WHAT THIS TASK INVOLVES:
Look through the material below. Copy every line with the string "screenshot" in it.

Excerpt from a dataset
···

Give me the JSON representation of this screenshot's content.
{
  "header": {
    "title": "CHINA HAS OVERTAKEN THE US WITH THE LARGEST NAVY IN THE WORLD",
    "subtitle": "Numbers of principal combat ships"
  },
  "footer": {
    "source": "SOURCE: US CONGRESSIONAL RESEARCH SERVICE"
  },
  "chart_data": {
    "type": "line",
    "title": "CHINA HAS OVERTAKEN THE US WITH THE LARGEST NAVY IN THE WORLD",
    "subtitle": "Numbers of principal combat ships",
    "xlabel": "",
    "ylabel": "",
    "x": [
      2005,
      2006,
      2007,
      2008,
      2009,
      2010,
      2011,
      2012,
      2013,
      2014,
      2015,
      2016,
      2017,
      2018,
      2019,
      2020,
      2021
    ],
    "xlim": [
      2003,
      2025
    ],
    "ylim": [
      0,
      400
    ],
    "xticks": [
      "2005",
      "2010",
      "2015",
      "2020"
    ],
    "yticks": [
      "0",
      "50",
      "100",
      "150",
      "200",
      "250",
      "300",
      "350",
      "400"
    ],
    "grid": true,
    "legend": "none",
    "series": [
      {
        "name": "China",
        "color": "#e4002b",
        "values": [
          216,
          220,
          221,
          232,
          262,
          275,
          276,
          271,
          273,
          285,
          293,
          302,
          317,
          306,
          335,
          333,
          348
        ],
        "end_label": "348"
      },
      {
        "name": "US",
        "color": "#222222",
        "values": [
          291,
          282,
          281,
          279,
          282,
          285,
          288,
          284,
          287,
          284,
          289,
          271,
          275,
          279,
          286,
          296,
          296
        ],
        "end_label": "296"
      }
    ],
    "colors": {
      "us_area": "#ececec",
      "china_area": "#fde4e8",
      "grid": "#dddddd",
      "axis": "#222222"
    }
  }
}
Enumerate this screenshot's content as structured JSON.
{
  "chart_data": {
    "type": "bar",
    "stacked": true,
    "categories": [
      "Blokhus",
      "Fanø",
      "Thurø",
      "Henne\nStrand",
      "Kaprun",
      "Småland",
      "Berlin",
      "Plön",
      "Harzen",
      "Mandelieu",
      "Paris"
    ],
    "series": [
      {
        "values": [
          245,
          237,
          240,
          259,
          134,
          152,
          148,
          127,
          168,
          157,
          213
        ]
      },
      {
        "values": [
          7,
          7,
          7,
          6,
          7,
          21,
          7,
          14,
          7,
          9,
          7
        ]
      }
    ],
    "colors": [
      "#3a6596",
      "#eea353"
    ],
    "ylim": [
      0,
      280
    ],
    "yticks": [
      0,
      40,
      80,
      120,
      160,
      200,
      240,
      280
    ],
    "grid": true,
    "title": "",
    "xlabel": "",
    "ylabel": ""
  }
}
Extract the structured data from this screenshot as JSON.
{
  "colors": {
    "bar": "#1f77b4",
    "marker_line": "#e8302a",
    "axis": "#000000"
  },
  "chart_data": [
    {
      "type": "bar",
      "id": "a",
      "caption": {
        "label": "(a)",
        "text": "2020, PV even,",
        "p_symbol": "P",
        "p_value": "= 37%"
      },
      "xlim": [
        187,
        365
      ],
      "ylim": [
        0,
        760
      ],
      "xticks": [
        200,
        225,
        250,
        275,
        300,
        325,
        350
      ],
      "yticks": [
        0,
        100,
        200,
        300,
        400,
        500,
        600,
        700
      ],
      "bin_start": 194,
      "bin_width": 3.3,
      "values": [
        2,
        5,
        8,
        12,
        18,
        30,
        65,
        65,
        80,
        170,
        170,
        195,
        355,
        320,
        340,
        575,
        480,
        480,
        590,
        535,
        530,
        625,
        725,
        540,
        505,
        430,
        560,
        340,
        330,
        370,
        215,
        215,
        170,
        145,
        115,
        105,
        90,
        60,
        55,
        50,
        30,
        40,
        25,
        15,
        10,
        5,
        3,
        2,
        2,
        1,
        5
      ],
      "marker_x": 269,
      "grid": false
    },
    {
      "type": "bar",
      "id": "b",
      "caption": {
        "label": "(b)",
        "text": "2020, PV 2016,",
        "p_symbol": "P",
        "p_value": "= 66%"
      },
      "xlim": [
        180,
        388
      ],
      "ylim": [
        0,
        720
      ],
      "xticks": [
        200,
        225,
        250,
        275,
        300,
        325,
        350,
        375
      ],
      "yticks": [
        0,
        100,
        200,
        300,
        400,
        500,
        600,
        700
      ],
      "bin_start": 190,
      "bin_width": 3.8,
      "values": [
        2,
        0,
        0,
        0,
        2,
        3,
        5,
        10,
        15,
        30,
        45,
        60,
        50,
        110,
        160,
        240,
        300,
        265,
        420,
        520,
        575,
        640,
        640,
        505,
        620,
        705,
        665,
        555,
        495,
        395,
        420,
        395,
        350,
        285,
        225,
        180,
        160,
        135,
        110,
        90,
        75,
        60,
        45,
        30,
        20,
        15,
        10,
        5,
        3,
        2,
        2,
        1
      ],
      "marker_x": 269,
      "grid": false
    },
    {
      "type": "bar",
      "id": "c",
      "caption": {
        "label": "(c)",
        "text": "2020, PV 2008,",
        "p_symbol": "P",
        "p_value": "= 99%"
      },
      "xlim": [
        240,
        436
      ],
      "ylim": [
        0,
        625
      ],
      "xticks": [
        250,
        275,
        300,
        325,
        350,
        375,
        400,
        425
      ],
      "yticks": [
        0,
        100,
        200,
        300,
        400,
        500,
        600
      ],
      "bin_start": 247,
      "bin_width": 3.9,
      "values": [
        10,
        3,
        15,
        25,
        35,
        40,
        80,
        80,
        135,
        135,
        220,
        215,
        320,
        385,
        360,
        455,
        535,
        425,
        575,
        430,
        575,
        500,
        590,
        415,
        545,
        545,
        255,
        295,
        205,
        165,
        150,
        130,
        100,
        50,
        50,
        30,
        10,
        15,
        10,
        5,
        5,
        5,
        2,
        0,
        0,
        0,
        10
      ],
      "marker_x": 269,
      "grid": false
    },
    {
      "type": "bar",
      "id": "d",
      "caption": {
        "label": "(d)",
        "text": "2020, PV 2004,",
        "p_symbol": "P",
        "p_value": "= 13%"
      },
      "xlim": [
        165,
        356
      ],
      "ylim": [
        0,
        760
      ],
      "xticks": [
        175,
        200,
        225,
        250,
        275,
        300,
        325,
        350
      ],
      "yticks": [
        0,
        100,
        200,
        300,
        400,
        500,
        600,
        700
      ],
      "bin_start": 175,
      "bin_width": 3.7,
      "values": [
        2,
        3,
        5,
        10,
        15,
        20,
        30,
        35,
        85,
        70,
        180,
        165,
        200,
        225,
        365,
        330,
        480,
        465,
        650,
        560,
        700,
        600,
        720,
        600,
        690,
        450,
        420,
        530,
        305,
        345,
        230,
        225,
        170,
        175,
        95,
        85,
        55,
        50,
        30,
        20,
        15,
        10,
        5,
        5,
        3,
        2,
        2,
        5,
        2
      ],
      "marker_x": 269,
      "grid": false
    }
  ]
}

···

EXERCISE OUTPUT:
Give me the JSON representation of this screenshot's content.
Enumerate this screenshot's content as structured JSON.
Extract the structured data from this screenshot as JSON.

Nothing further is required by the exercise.